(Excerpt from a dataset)
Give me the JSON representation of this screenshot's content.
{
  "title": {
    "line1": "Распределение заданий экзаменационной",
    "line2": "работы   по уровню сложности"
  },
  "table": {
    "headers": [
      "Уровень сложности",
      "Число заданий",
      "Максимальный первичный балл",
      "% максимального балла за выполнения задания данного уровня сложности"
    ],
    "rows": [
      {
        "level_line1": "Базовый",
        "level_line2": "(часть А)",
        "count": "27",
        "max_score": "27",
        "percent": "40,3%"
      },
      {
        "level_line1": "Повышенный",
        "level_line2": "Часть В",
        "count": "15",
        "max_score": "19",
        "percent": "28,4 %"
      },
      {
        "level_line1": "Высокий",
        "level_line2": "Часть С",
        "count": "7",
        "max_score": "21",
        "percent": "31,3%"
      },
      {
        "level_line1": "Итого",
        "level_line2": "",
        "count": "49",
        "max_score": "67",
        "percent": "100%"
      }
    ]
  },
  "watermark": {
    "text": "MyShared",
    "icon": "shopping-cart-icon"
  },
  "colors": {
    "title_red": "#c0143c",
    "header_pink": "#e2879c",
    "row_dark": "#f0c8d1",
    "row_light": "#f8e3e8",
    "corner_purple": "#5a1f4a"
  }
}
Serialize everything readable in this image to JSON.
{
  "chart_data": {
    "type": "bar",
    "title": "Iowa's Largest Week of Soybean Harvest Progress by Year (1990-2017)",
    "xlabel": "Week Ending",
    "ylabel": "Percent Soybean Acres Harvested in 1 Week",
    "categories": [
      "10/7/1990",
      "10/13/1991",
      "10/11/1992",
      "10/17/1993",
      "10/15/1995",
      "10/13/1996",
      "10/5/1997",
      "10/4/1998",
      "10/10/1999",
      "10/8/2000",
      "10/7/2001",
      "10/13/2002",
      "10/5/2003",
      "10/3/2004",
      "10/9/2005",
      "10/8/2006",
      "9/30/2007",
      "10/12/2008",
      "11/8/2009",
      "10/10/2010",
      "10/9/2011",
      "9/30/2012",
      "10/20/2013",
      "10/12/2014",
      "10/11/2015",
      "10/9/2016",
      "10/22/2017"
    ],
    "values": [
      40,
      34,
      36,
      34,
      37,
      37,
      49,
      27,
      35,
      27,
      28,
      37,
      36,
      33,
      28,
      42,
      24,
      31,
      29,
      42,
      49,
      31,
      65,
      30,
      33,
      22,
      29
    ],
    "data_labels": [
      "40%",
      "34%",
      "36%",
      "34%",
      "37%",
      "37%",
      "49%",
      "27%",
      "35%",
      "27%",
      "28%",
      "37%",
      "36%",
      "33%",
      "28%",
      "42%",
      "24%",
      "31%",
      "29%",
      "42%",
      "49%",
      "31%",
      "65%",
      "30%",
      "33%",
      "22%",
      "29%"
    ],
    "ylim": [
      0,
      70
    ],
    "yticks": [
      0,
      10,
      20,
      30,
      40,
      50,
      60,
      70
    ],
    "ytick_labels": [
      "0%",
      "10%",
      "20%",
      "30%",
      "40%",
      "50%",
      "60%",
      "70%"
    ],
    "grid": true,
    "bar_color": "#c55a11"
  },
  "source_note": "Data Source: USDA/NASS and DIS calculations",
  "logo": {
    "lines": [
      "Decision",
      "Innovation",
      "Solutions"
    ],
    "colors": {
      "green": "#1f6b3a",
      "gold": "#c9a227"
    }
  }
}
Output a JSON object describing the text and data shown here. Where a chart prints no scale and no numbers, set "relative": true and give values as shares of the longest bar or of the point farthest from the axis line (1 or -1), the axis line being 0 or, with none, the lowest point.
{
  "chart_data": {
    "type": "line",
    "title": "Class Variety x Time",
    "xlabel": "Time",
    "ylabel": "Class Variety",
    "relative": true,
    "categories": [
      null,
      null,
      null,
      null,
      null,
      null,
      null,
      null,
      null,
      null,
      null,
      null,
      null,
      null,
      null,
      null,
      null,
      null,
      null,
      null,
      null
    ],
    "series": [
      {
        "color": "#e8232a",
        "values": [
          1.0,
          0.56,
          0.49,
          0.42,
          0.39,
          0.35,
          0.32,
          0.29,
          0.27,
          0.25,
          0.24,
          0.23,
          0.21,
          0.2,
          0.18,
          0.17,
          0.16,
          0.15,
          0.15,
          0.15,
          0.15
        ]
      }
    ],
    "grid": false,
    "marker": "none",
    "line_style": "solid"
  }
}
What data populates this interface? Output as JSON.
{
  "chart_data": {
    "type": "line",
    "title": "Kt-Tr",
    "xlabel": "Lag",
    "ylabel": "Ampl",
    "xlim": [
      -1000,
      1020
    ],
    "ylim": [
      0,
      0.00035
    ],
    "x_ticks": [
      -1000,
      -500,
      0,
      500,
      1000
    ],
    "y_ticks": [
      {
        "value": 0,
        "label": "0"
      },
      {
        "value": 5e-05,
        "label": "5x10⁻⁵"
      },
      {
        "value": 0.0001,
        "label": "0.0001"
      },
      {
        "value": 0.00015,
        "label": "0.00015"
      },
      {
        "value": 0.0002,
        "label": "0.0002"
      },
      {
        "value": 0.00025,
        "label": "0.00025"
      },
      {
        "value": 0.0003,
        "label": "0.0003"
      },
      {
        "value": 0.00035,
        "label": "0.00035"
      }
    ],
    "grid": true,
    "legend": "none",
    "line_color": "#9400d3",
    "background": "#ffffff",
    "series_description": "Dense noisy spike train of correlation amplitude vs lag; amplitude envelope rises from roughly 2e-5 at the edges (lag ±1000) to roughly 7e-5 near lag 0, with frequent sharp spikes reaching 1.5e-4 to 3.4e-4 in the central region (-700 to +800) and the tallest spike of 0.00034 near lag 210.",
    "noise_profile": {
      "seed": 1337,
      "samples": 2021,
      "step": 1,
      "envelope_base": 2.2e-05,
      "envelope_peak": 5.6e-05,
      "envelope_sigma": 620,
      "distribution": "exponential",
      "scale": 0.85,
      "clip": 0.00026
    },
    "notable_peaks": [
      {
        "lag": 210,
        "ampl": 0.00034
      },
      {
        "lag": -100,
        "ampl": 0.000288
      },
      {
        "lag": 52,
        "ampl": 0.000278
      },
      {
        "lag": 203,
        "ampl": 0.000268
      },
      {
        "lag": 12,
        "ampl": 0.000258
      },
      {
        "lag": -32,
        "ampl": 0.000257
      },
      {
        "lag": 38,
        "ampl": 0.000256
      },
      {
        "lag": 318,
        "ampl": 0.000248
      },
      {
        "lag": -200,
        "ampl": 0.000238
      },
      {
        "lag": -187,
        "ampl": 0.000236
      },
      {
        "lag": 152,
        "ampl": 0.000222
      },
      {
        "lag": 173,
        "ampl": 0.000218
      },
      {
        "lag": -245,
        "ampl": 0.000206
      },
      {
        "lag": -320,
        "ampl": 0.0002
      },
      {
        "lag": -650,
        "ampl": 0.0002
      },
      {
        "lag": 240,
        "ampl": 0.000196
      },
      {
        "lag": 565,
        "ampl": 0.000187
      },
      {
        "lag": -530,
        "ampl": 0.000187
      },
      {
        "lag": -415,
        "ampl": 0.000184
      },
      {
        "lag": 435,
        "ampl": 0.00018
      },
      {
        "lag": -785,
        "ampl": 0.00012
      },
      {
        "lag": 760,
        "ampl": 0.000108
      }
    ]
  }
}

▸ Task requirements: Write out every entry word for word.

▸ Written solution:
Give me the JSON representation of this screenshot's content.
{
  "title": {
    "line1": "Распределение заданий экзаменационной",
    "line2": "работы   по уровню сложности"
  },
  "table": {
    "headers": [
      "Уровень сложности",
      "Число заданий",
      "Максимальный первичный балл",
      "% максимального балла за выполнения задания данного уровня сложности"
    ],
    "rows": [
      {
        "level_line1": "Базовый",
        "level_line2": "(часть А)",
        "count": "27",
        "max_score": "27",
        "percent": "40,3%"
      },
      {
        "level_line1": "Повышенный",
        "level_line2": "Часть В",
        "count": "15",
        "max_score": "19",
        "percent": "28,4 %"
      },
      {
        "level_line1": "Высокий",
        "level_line2": "Часть С",
        "count": "7",
        "max_score": "21",
        "percent": "31,3%"
      },
      {
        "level_line1": "Итого",
        "level_line2": "",
        "count": "49",
        "max_score": "67",
        "percent": "100%"
      }
    ]
  },
  "watermark": {
    "text": "MyShared",
    "icon": "shopping-cart-icon"
  },
  "colors": {
    "title_red": "#c0143c",
    "header_pink": "#e2879c",
    "row_dark": "#f0c8d1",
    "row_light": "#f8e3e8",
    "corner_purple": "#5a1f4a"
  }
}
Serialize everything readable in this image to JSON.
{
  "chart_data": {
    "type": "bar",
    "title": "Iowa's Largest Week of Soybean Harvest Progress by Year (1990-2017)",
    "xlabel": "Week Ending",
    "ylabel": "Percent Soybean Acres Harvested in 1 Week",
    "categories": [
      "10/7/1990",
      "10/13/1991",
      "10/11/1992",
      "10/17/1993",
      "10/15/1995",
      "10/13/1996",
      "10/5/1997",
      "10/4/1998",
      "10/10/1999",
      "10/8/2000",
      "10/7/2001",
      "10/13/2002",
      "10/5/2003",
      "10/3/2004",
      "10/9/2005",
      "10/8/2006",
      "9/30/2007",
      "10/12/2008",
      "11/8/2009",
      "10/10/2010",
      "10/9/2011",
      "9/30/2012",
      "10/20/2013",
      "10/12/2014",
      "10/11/2015",
      "10/9/2016",
      "10/22/2017"
    ],
    "values": [
      40,
      34,
      36,
      34,
      37,
      37,
      49,
      27,
      35,
      27,
      28,
      37,
      36,
      33,
      28,
      42,
      24,
      31,
      29,
      42,
      49,
      31,
      65,
      30,
      33,
      22,
      29
    ],
    "data_labels": [
      "40%",
      "34%",
      "36%",
      "34%",
      "37%",
      "37%",
      "49%",
      "27%",
      "35%",
      "27%",
      "28%",
      "37%",
      "36%",
      "33%",
      "28%",
      "42%",
      "24%",
      "31%",
      "29%",
      "42%",
      "49%",
      "31%",
      "65%",
      "30%",
      "33%",
      "22%",
      "29%"
    ],
    "ylim": [
      0,
      70
    ],
    "yticks": [
      0,
      10,
      20,
      30,
      40,
      50,
      60,
      70
    ],
    "ytick_labels": [
      "0%",
      "10%",
      "20%",
      "30%",
      "40%",
      "50%",
      "60%",
      "70%"
    ],
    "grid": true,
    "bar_color": "#c55a11"
  },
  "source_note": "Data Source: USDA/NASS and DIS calculations",
  "logo": {
    "lines": [
      "Decision",
      "Innovation",
      "Solutions"
    ],
    "colors": {
      "green": "#1f6b3a",
      "gold": "#c9a227"
    }
  }
}
Output a JSON object describing the text and data shown here. Where a chart prints no scale and no numbers, set "relative": true and give values as shares of the longest bar or of the point farthest from the axis line (1 or -1), the axis line being 0 or, with none, the lowest point.
{
  "chart_data": {
    "type": "line",
    "title": "Class Variety x Time",
    "xlabel": "Time",
    "ylabel": "Class Variety",
    "relative": true,
    "categories": [
      null,
      null,
      null,
      null,
      null,
      null,
      null,
      null,
      null,
      null,
      null,
      null,
      null,
      null,
      null,
      null,
      null,
      null,
      null,
      null,
      null
    ],
    "series": [
      {
        "color": "#e8232a",
        "values": [
          1.0,
          0.56,
          0.49,
          0.42,
          0.39,
          0.35,
          0.32,
          0.29,
          0.27,
          0.25,
          0.24,
          0.23,
          0.21,
          0.2,
          0.18,
          0.17,
          0.16,
          0.15,
          0.15,
          0.15,
          0.15
        ]
      }
    ],
    "grid": false,
    "marker": "none",
    "line_style": "solid"
  }
}
What data populates this interface? Output as JSON.
{
  "chart_data": {
    "type": "line",
    "title": "Kt-Tr",
    "xlabel": "Lag",
    "ylabel": "Ampl",
    "xlim": [
      -1000,
      1020
    ],
    "ylim": [
      0,
      0.00035
    ],
    "x_ticks": [
      -1000,
      -500,
      0,
      500,
      1000
    ],
    "y_ticks": [
      {
        "value": 0,
        "label": "0"
      },
      {
        "value": 5e-05,
        "label": "5x10⁻⁵"
      },
      {
        "value": 0.0001,
        "label": "0.0001"
      },
      {
        "value": 0.00015,
        "label": "0.00015"
      },
      {
        "value": 0.0002,
        "label": "0.0002"
      },
      {
        "value": 0.00025,
        "label": "0.00025"
      },
      {
        "value": 0.0003,
        "label": "0.0003"
      },
      {
        "value": 0.00035,
        "label": "0.00035"
      }
    ],
    "grid": true,
    "legend": "none",
    "line_color": "#9400d3",
    "background": "#ffffff",
    "series_description": "Dense noisy spike train of correlation amplitude vs lag; amplitude envelope rises from roughly 2e-5 at the edges (lag ±1000) to roughly 7e-5 near lag 0, with frequent sharp spikes reaching 1.5e-4 to 3.4e-4 in the central region (-700 to +800) and the tallest spike of 0.00034 near lag 210.",
    "noise_profile": {
      "seed": 1337,
      "samples": 2021,
      "step": 1,
      "envelope_base": 2.2e-05,
      "envelope_peak": 5.6e-05,
      "envelope_sigma": 620,
      "distribution": "exponential",
      "scale": 0.85,
      "clip": 0.00026
    },
    "notable_peaks": [
      {
        "lag": 210,
        "ampl": 0.00034
      },
      {
        "lag": -100,
        "ampl": 0.000288
      },
      {
        "lag": 52,
        "ampl": 0.000278
      },
      {
        "lag": 203,
        "ampl": 0.000268
      },
      {
        "lag": 12,
        "ampl": 0.000258
      },
      {
        "lag": -32,
        "ampl": 0.000257
      },
      {
        "lag": 38,
        "ampl": 0.000256
      },
      {
        "lag": 318,
        "ampl": 0.000248
      },
      {
        "lag": -200,
        "ampl": 0.000238
      },
      {
        "lag": -187,
        "ampl": 0.000236
      },
      {
        "lag": 152,
        "ampl": 0.000222
      },
      {
        "lag": 173,
        "ampl": 0.000218
      },
      {
        "lag": -245,
        "ampl": 0.000206
      },
      {
        "lag": -320,
        "ampl": 0.0002
      },
      {
        "lag": -650,
        "ampl": 0.0002
      },
      {
        "lag": 240,
        "ampl": 0.000196
      },
      {
        "lag": 565,
        "ampl": 0.000187
      },
      {
        "lag": -530,
        "ampl": 0.000187
      },
      {
        "lag": -415,
        "ampl": 0.000184
      },
      {
        "lag": 435,
        "ampl": 0.00018
      },
      {
        "lag": -785,
        "ampl": 0.00012
      },
      {
        "lag": 760,
        "ampl": 0.000108
      }
    ]
  }
}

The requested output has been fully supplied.